Work to complete - Copy the entries below line by line, keeping every character unchanged.

* * * * * * *

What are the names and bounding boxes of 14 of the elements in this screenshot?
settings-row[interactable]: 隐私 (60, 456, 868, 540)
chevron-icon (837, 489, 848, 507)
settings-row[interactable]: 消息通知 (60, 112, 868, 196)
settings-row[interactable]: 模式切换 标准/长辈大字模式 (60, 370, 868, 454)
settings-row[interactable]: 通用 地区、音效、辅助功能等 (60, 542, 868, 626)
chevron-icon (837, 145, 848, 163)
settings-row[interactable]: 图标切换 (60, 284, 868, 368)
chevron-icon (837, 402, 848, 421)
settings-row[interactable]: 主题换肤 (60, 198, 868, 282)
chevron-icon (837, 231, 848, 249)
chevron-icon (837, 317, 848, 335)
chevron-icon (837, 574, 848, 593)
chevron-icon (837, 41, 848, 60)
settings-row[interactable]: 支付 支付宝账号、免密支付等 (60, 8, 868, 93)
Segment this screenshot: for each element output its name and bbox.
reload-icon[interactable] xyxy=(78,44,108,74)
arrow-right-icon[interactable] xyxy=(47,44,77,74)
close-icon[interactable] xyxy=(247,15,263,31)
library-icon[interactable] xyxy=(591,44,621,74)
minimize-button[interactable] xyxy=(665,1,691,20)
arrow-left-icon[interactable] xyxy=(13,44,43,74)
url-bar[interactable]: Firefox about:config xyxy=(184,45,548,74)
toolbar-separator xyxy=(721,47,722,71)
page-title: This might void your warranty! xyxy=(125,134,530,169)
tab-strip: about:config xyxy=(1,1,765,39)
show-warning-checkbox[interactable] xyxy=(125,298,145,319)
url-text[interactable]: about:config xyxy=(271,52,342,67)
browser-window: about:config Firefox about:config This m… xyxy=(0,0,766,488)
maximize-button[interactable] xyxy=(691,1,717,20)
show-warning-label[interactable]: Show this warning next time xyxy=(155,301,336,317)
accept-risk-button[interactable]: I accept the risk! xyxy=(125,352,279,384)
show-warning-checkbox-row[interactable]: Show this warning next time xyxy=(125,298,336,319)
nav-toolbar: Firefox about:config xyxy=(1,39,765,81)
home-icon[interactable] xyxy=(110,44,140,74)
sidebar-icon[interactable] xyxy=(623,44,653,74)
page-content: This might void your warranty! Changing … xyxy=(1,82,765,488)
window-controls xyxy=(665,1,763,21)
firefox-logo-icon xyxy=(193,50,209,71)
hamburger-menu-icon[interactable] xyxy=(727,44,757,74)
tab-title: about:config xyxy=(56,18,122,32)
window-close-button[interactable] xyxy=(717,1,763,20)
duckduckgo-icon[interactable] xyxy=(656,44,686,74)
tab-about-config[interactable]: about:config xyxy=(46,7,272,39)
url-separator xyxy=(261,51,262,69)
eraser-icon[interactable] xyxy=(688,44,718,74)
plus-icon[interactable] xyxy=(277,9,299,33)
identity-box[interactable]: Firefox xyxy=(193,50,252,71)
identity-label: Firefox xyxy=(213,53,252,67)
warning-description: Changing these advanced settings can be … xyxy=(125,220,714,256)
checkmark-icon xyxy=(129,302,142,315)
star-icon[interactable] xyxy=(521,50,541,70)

* * * * * * *

The completed task -
What are the names and bounding boxes of 14 of the elements in this screenshot?
settings-row[interactable]: 隐私 (60, 456, 868, 540)
chevron-icon (837, 489, 848, 507)
settings-row[interactable]: 消息通知 (60, 112, 868, 196)
settings-row[interactable]: 模式切换 标准/长辈大字模式 (60, 370, 868, 454)
settings-row[interactable]: 通用 地区、音效、辅助功能等 (60, 542, 868, 626)
chevron-icon (837, 145, 848, 163)
settings-row[interactable]: 图标切换 (60, 284, 868, 368)
chevron-icon (837, 402, 848, 421)
settings-row[interactable]: 主题换肤 (60, 198, 868, 282)
chevron-icon (837, 231, 848, 249)
chevron-icon (837, 317, 848, 335)
chevron-icon (837, 574, 848, 593)
chevron-icon (837, 41, 848, 60)
settings-row[interactable]: 支付 支付宝账号、免密支付等 (60, 8, 868, 93)
Segment this screenshot: for each element output its name and bbox.
reload-icon[interactable] xyxy=(78,44,108,74)
arrow-right-icon[interactable] xyxy=(47,44,77,74)
close-icon[interactable] xyxy=(247,15,263,31)
library-icon[interactable] xyxy=(591,44,621,74)
minimize-button[interactable] xyxy=(665,1,691,20)
arrow-left-icon[interactable] xyxy=(13,44,43,74)
url-bar[interactable]: Firefox about:config xyxy=(184,45,548,74)
toolbar-separator xyxy=(721,47,722,71)
page-title: This might void your warranty! xyxy=(125,134,530,169)
tab-strip: about:config xyxy=(1,1,765,39)
show-warning-checkbox[interactable] xyxy=(125,298,145,319)
url-text[interactable]: about:config xyxy=(271,52,342,67)
browser-window: about:config Firefox about:config This m… xyxy=(0,0,766,488)
maximize-button[interactable] xyxy=(691,1,717,20)
show-warning-label[interactable]: Show this warning next time xyxy=(155,301,336,317)
accept-risk-button[interactable]: I accept the risk! xyxy=(125,352,279,384)
show-warning-checkbox-row[interactable]: Show this warning next time xyxy=(125,298,336,319)
nav-toolbar: Firefox about:config xyxy=(1,39,765,81)
home-icon[interactable] xyxy=(110,44,140,74)
sidebar-icon[interactable] xyxy=(623,44,653,74)
page-content: This might void your warranty! Changing … xyxy=(1,82,765,488)
window-controls xyxy=(665,1,763,21)
firefox-logo-icon xyxy=(193,50,209,71)
hamburger-menu-icon[interactable] xyxy=(727,44,757,74)
tab-title: about:config xyxy=(56,18,122,32)
window-close-button[interactable] xyxy=(717,1,763,20)
duckduckgo-icon[interactable] xyxy=(656,44,686,74)
tab-about-config[interactable]: about:config xyxy=(46,7,272,39)
url-separator xyxy=(261,51,262,69)
eraser-icon[interactable] xyxy=(688,44,718,74)
plus-icon[interactable] xyxy=(277,9,299,33)
identity-box[interactable]: Firefox xyxy=(193,50,252,71)
identity-label: Firefox xyxy=(213,53,252,67)
warning-description: Changing these advanced settings can be … xyxy=(125,220,714,256)
checkmark-icon xyxy=(129,302,142,315)
star-icon[interactable] xyxy=(521,50,541,70)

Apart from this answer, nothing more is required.